Work instructions:
Write out the data below in full, unchanged, minus the images.

Provided records:
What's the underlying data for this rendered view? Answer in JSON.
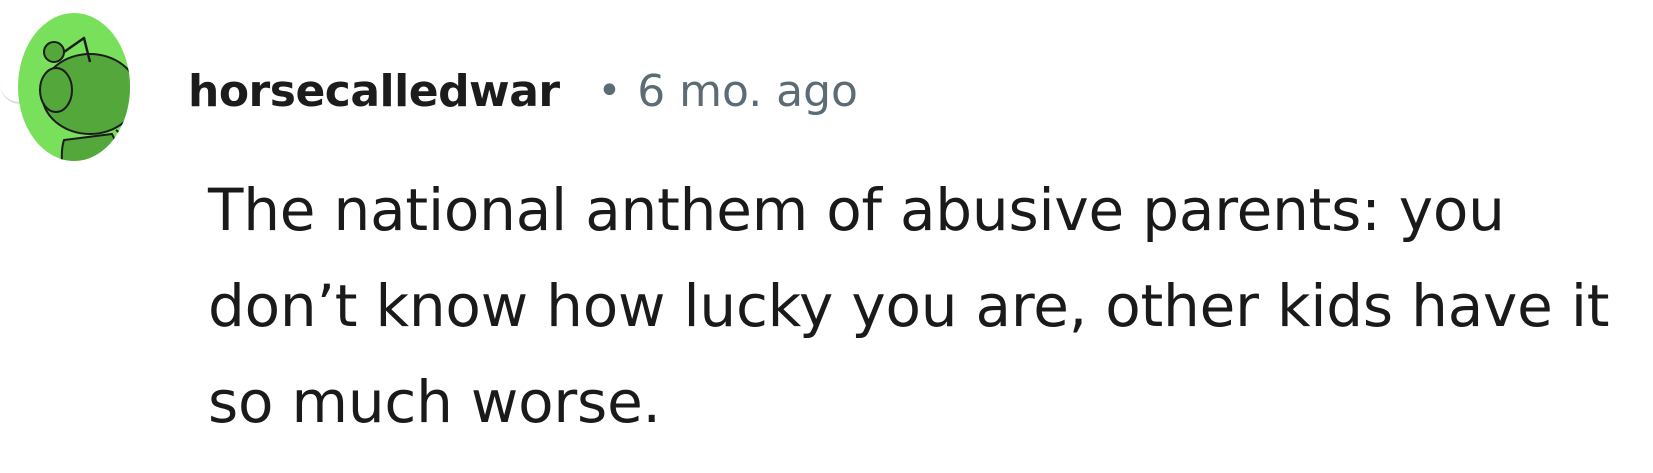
{
  "comment": {
    "username": "horsecalledwar",
    "separator": "•",
    "timestamp": "6 mo. ago",
    "body": "The national anthem of abusive parents: you don’t know how lucky you are, other kids have it so much worse."
  },
  "avatar": {
    "icon": "snoo-avatar-icon",
    "background_color": "#79e05b",
    "body_color": "#54a73a",
    "outline_color": "#1c1c1c"
  },
  "colors": {
    "username": "#1c1c1c",
    "meta": "#5c6c74",
    "body": "#1a1a1b"
  }
}
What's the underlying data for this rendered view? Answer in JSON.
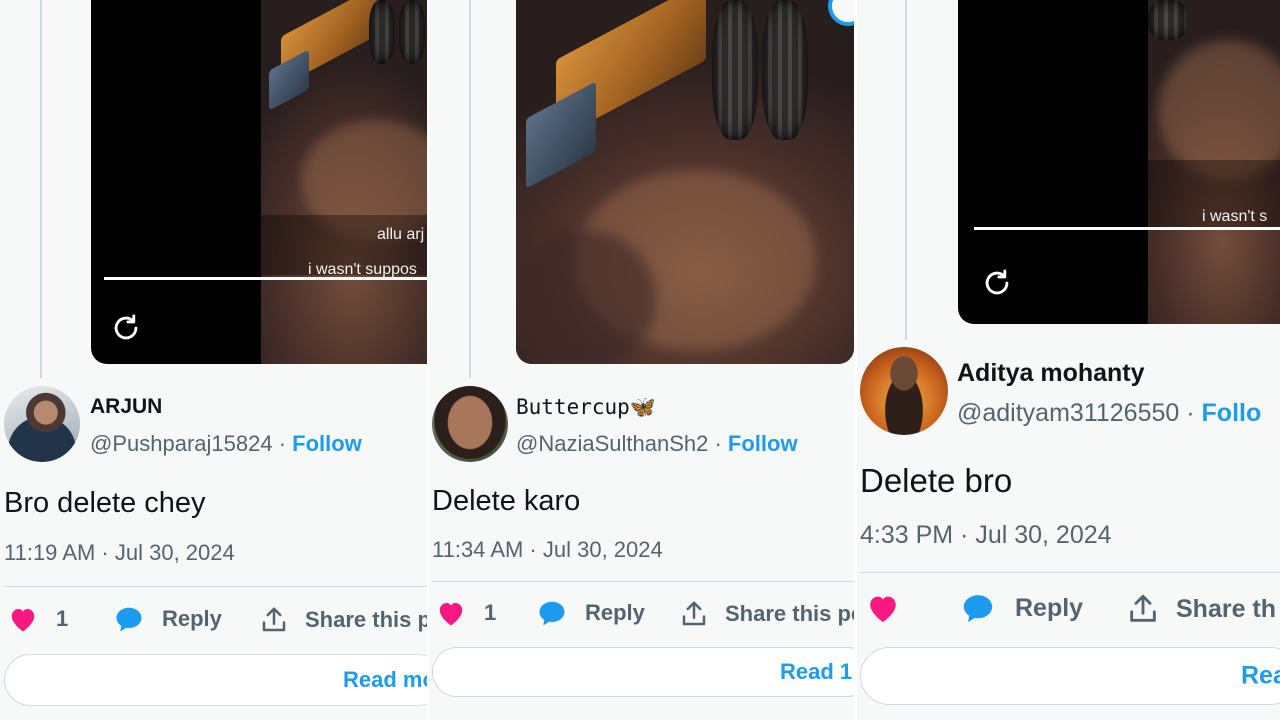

Correct output:
What's the underlying data for this rendered view? Answer in JSON.
{
  "comment": {
    "username": "horsecalledwar",
    "separator": "•",
    "timestamp": "6 mo. ago",
    "body": "The national anthem of abusive parents: you don’t know how lucky you are, other kids have it so much worse."
  },
  "avatar": {
    "icon": "snoo-avatar-icon",
    "background_color": "#79e05b",
    "body_color": "#54a73a",
    "outline_color": "#1c1c1c"
  },
  "colors": {
    "username": "#1c1c1c",
    "meta": "#5c6c74",
    "body": "#1a1a1b"
  }
}
What's the underlying data for this rendered view? Answer in JSON.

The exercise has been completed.